◆ Problem statement: Go through the records and copy each line where the word "Becerra" occurs.

------------------------

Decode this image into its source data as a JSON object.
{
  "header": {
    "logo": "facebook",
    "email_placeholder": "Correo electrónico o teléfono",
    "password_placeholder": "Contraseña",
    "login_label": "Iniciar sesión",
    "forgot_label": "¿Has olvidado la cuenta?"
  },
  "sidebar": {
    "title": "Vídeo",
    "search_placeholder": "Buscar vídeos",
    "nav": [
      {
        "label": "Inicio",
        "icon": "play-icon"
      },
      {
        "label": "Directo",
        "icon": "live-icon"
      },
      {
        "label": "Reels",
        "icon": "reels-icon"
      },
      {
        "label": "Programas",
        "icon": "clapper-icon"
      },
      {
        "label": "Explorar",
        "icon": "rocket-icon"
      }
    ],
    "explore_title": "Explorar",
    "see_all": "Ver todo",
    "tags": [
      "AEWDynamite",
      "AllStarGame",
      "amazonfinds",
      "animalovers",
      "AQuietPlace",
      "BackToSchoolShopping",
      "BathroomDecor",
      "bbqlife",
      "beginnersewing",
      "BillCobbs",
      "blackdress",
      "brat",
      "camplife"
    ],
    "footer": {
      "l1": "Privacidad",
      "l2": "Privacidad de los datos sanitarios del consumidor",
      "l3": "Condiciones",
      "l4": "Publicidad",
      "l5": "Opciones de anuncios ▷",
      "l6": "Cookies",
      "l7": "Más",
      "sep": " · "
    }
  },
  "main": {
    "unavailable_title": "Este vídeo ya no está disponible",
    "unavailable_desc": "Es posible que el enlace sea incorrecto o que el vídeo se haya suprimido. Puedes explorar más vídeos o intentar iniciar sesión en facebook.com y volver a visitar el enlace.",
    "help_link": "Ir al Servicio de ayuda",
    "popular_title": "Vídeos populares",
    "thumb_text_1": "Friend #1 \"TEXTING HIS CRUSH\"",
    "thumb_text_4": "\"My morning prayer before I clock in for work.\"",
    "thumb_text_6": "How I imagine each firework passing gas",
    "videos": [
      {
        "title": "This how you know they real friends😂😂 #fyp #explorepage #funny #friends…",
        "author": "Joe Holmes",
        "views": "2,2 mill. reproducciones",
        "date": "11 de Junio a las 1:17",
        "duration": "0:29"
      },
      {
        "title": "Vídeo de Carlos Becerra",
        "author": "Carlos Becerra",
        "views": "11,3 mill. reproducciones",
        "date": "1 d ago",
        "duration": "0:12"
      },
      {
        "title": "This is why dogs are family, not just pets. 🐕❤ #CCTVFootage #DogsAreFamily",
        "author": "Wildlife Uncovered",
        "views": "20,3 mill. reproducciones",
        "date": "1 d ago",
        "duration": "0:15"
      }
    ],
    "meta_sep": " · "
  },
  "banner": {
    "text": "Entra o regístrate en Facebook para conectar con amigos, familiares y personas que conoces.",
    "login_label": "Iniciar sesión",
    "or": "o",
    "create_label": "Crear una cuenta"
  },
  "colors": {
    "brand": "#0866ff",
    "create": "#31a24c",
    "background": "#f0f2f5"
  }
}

------------------------

◆ Reply:
        "title": "Vídeo de Carlos Becerra",
        "author": "Carlos Becerra",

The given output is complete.